» Exercise aim
Update the records from their first line through the line containing "empty-cart-illustration: 0: [536, 116, 896, 476]", both included, by replacing "blue" with "green" and leaving everything else unchanged. Return only those lines.

» Excerpted records
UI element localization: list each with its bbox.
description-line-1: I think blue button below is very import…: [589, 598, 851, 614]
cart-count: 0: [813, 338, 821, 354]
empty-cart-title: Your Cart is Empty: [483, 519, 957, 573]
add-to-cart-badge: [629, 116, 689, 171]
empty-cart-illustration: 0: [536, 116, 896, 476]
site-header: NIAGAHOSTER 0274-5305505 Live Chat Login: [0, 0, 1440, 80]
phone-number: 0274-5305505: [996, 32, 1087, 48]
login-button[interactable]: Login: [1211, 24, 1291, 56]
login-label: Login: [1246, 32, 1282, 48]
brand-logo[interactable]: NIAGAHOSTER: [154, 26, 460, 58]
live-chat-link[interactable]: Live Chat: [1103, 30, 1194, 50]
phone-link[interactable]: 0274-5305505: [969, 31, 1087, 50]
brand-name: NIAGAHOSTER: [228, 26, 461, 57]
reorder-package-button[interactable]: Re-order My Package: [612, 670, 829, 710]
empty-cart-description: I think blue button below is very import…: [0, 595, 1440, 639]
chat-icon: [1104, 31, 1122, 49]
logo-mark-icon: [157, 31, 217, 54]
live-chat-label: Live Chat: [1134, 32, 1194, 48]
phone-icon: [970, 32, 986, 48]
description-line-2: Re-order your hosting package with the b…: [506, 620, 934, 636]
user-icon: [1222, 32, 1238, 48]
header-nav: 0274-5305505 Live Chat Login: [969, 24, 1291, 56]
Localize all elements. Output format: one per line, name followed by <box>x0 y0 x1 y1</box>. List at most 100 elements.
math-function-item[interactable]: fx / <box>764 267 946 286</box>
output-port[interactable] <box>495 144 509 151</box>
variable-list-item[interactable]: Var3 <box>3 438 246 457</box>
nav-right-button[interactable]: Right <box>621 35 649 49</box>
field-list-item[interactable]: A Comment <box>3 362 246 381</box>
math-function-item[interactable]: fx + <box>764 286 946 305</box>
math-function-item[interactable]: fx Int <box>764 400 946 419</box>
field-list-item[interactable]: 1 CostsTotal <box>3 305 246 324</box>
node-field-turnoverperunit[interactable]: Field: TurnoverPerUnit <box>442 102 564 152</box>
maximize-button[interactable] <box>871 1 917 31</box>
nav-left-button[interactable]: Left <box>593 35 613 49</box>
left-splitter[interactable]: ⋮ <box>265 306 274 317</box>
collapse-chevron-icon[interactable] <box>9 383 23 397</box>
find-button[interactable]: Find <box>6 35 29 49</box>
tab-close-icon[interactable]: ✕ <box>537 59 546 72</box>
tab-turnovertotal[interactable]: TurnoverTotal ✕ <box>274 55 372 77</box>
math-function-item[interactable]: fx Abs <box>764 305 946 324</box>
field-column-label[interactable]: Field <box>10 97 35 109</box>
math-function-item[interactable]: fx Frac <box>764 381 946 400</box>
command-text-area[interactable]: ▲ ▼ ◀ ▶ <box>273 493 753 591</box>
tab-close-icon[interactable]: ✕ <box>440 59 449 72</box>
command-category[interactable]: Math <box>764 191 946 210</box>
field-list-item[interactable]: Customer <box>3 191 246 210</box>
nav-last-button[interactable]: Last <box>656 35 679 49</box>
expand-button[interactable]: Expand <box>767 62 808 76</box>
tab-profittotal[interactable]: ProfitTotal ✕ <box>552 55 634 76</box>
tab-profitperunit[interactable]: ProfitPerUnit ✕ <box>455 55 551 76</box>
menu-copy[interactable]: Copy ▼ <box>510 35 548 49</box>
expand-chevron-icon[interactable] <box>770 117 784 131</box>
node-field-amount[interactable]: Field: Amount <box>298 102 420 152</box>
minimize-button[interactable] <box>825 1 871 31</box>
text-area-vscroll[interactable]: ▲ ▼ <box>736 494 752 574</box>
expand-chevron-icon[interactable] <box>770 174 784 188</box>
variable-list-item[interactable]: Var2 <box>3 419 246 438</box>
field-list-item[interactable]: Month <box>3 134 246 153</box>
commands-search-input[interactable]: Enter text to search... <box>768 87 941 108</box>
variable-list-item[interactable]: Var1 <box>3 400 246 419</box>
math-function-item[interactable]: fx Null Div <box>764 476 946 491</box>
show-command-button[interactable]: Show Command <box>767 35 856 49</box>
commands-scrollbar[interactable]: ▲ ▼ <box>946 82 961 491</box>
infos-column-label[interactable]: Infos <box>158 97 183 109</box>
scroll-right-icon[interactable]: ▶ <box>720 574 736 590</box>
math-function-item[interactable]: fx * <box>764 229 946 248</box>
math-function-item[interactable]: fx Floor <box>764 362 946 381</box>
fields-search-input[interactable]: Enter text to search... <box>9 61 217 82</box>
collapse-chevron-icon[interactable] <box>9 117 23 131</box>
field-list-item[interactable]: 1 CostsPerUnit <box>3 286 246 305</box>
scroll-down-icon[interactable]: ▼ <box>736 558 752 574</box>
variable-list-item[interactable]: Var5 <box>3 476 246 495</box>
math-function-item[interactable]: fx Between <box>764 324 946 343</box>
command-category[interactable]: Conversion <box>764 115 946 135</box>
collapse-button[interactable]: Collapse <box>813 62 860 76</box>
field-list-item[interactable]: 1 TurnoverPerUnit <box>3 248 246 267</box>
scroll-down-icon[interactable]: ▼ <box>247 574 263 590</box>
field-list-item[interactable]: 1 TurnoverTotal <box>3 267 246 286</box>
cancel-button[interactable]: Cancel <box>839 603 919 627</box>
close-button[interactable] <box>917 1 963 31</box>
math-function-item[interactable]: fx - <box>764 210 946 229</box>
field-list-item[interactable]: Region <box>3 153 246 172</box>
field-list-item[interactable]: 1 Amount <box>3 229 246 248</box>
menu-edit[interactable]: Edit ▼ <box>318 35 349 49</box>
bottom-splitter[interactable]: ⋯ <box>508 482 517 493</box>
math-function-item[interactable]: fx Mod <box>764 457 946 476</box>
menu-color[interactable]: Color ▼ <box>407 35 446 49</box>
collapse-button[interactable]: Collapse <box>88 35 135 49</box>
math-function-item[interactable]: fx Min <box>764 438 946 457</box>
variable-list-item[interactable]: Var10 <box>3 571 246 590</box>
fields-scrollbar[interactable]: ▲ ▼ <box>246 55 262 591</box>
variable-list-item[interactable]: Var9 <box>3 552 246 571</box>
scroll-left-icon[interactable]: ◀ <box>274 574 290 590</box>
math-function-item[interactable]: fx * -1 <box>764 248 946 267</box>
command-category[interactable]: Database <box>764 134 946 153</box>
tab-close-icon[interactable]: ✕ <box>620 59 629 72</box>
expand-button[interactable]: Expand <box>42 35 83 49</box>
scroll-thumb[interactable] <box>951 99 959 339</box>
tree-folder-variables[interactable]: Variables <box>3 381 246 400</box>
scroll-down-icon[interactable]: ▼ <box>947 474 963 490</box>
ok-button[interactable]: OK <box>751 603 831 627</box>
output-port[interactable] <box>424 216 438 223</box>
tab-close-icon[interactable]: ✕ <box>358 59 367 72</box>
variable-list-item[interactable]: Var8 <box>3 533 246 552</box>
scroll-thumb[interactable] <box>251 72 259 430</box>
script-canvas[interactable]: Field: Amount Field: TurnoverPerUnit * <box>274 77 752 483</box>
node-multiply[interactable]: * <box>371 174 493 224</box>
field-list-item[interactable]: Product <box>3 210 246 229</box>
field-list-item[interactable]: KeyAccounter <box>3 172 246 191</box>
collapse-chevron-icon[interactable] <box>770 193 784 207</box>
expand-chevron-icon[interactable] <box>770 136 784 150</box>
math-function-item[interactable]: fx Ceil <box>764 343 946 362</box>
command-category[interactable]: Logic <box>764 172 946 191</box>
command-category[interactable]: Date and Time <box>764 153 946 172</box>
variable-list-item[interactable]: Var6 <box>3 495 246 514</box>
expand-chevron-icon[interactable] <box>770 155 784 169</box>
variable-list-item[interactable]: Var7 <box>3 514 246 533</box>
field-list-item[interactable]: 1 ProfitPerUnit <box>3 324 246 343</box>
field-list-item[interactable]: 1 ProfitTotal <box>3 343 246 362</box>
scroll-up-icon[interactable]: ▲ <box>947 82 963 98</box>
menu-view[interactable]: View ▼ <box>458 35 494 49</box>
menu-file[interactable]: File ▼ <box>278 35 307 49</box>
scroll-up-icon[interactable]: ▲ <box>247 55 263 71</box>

» Task answer
UI element localization: list each with its bbox.
description-line-1: I think green button below is very import…: [589, 598, 851, 614]
cart-count: 0: [813, 338, 821, 354]
empty-cart-title: Your Cart is Empty: [483, 519, 957, 573]
add-to-cart-badge: [629, 116, 689, 171]
empty-cart-illustration: 0: [536, 116, 896, 476]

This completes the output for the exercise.